··· MATERIAL FOR THIS TASK
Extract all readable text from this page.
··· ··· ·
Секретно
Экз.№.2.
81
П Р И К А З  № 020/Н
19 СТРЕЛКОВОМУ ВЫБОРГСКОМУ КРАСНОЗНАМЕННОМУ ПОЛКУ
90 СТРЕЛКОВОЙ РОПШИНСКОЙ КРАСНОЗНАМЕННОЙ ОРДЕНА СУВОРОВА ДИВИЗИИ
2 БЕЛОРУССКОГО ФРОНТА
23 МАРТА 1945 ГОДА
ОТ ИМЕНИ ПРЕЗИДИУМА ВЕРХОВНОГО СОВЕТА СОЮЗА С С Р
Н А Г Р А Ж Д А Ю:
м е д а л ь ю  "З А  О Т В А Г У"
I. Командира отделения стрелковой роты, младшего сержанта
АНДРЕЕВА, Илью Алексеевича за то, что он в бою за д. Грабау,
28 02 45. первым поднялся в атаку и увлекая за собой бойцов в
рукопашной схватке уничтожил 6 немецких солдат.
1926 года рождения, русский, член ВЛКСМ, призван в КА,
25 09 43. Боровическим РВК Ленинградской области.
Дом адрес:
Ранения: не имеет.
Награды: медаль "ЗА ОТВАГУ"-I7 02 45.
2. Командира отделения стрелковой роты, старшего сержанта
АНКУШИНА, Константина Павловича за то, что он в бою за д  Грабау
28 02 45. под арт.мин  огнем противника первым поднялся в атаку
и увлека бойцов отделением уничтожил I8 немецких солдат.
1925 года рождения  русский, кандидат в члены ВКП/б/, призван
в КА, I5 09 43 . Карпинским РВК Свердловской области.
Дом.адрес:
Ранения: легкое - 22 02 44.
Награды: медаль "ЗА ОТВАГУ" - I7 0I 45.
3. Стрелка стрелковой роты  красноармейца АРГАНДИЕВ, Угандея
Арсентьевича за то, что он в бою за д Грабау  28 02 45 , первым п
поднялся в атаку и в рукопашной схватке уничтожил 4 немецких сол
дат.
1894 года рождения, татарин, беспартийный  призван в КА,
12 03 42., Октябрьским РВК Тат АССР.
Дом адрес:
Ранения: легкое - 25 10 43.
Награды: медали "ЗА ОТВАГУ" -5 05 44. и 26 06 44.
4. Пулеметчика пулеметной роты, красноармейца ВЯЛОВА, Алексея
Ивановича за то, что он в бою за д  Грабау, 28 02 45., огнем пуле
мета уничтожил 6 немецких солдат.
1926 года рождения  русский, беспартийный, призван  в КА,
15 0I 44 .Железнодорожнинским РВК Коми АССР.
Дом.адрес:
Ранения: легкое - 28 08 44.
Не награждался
······
• WORK TO DO: Your task is to reproduce the whole listing exactly.

• REPLY:
Extract all readable text from this page.
··· ··· ·
Секретно
Экз.№.2.
81
П Р И К А З  № 020/Н
19 СТРЕЛКОВОМУ ВЫБОРГСКОМУ КРАСНОЗНАМЕННОМУ ПОЛКУ
90 СТРЕЛКОВОЙ РОПШИНСКОЙ КРАСНОЗНАМЕННОЙ ОРДЕНА СУВОРОВА ДИВИЗИИ
2 БЕЛОРУССКОГО ФРОНТА
23 МАРТА 1945 ГОДА
ОТ ИМЕНИ ПРЕЗИДИУМА ВЕРХОВНОГО СОВЕТА СОЮЗА С С Р
Н А Г Р А Ж Д А Ю:
м е д а л ь ю  "З А  О Т В А Г У"
I. Командира отделения стрелковой роты, младшего сержанта
АНДРЕЕВА, Илью Алексеевича за то, что он в бою за д. Грабау,
28 02 45. первым поднялся в атаку и увлекая за собой бойцов в
рукопашной схватке уничтожил 6 немецких солдат.
1926 года рождения, русский, член ВЛКСМ, призван в КА,
25 09 43. Боровическим РВК Ленинградской области.
Дом адрес:
Ранения: не имеет.
Награды: медаль "ЗА ОТВАГУ"-I7 02 45.
2. Командира отделения стрелковой роты, старшего сержанта
АНКУШИНА, Константина Павловича за то, что он в бою за д  Грабау
28 02 45. под арт.мин  огнем противника первым поднялся в атаку
и увлека бойцов отделением уничтожил I8 немецких солдат.
1925 года рождения  русский, кандидат в члены ВКП/б/, призван
в КА, I5 09 43 . Карпинским РВК Свердловской области.
Дом.адрес:
Ранения: легкое - 22 02 44.
Награды: медаль "ЗА ОТВАГУ" - I7 0I 45.
3. Стрелка стрелковой роты  красноармейца АРГАНДИЕВ, Угандея
Арсентьевича за то, что он в бою за д Грабау  28 02 45 , первым п
поднялся в атаку и в рукопашной схватке уничтожил 4 немецких сол
дат.
1894 года рождения, татарин, беспартийный  призван в КА,
12 03 42., Октябрьским РВК Тат АССР.
Дом адрес:
Ранения: легкое - 25 10 43.
Награды: медали "ЗА ОТВАГУ" -5 05 44. и 26 06 44.
4. Пулеметчика пулеметной роты, красноармейца ВЯЛОВА, Алексея
Ивановича за то, что он в бою за д  Грабау, 28 02 45., огнем пуле
мета уничтожил 6 немецких солдат.
1926 года рождения  русский, беспартийный, призван  в КА,
15 0I 44 .Железнодорожнинским РВК Коми АССР.
Дом.адрес:
Ранения: легкое - 28 08 44.
Не награждался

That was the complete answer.